EXERCISE MATERIALS:

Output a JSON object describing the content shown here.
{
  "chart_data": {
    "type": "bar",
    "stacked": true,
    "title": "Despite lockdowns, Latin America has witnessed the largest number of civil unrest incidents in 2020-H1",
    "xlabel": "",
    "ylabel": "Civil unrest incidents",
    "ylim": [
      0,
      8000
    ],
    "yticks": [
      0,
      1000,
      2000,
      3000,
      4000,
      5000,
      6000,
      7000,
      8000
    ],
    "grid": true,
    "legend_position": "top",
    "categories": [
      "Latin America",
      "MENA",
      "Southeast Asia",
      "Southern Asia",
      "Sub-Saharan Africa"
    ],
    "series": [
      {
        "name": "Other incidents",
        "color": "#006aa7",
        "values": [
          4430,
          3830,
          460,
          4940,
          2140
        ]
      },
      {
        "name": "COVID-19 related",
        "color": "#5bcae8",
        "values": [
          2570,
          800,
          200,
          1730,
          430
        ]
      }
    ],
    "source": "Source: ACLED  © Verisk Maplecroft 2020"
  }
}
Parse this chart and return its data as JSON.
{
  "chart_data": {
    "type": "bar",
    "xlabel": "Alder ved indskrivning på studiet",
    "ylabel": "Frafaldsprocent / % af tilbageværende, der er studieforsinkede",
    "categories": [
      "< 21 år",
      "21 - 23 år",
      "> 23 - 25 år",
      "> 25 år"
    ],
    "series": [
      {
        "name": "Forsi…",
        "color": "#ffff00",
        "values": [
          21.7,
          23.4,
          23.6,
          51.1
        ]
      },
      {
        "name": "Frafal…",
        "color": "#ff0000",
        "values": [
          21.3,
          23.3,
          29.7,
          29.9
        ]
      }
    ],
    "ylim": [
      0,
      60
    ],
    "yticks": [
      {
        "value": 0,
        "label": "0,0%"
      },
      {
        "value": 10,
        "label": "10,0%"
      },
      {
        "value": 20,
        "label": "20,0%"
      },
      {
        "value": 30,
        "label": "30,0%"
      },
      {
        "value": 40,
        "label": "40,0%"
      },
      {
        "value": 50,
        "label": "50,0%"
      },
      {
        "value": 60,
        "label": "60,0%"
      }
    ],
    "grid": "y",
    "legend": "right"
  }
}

WHAT NEEDS TO BE DONE:
Find each line in the records holding the string "JSON" and show it.

RESPONSE:
Output a JSON object describing the content shown here.
Parse this chart and return its data as JSON.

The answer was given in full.